→ WHAT THE TASK REQUIRES
Look through the listing below and work out how many of its lines hold the word "this". Give only the number.
:: ROWS ::
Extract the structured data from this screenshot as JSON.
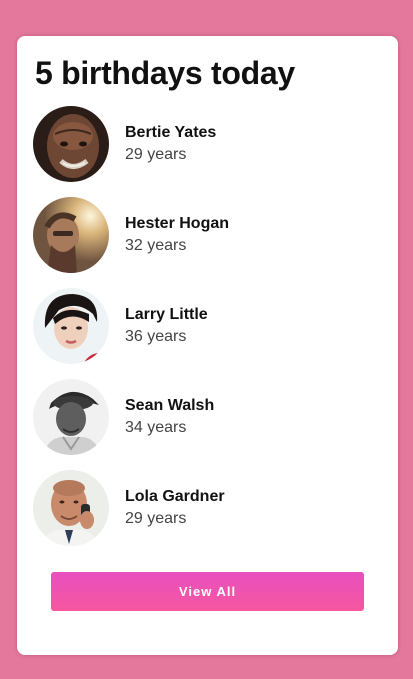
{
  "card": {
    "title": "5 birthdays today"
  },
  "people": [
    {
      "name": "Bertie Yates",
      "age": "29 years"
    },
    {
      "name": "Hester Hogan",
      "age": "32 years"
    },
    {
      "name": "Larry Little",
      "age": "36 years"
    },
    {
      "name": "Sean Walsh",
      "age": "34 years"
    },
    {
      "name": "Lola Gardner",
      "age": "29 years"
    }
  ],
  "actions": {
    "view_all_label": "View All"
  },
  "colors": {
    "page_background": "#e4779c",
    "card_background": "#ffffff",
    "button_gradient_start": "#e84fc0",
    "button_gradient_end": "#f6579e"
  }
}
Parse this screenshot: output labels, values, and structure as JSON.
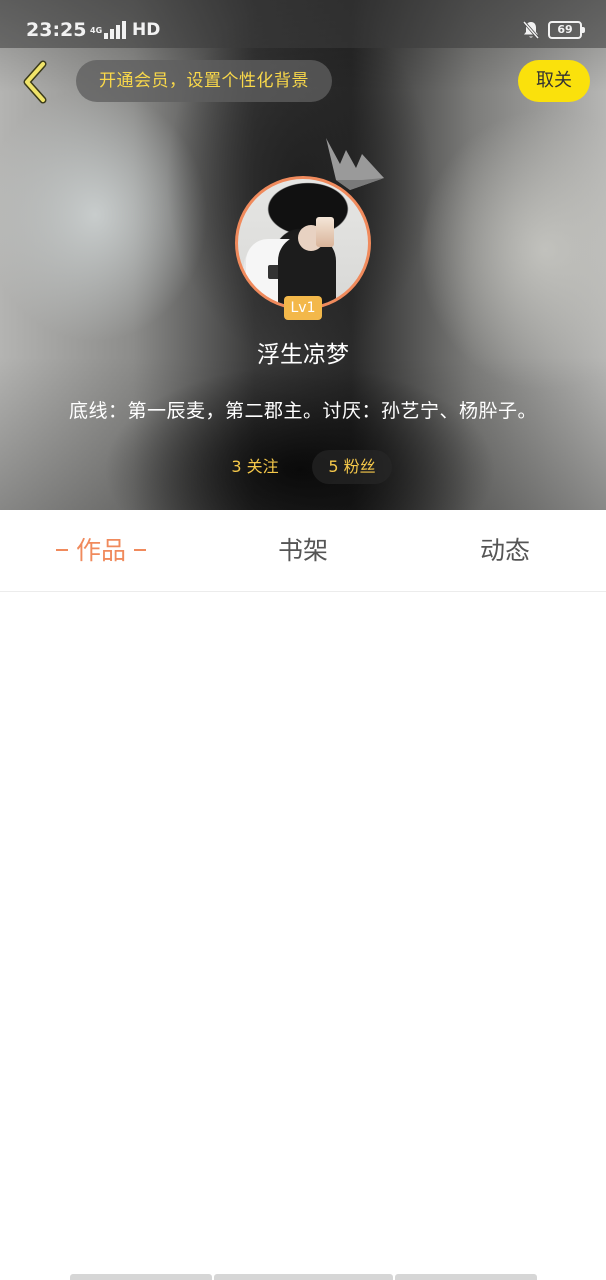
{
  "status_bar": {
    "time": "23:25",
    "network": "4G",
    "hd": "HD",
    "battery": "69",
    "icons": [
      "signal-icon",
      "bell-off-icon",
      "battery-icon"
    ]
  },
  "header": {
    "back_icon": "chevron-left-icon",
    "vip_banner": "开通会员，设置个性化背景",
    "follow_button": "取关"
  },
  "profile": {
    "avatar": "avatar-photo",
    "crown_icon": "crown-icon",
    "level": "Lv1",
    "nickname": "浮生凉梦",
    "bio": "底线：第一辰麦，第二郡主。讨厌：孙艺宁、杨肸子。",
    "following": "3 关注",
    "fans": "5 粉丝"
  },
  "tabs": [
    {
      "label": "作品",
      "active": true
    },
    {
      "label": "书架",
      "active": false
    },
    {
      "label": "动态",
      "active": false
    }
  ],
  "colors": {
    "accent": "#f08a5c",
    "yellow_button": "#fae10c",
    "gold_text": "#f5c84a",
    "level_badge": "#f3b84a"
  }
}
:::
→ TASK OUTPUT
2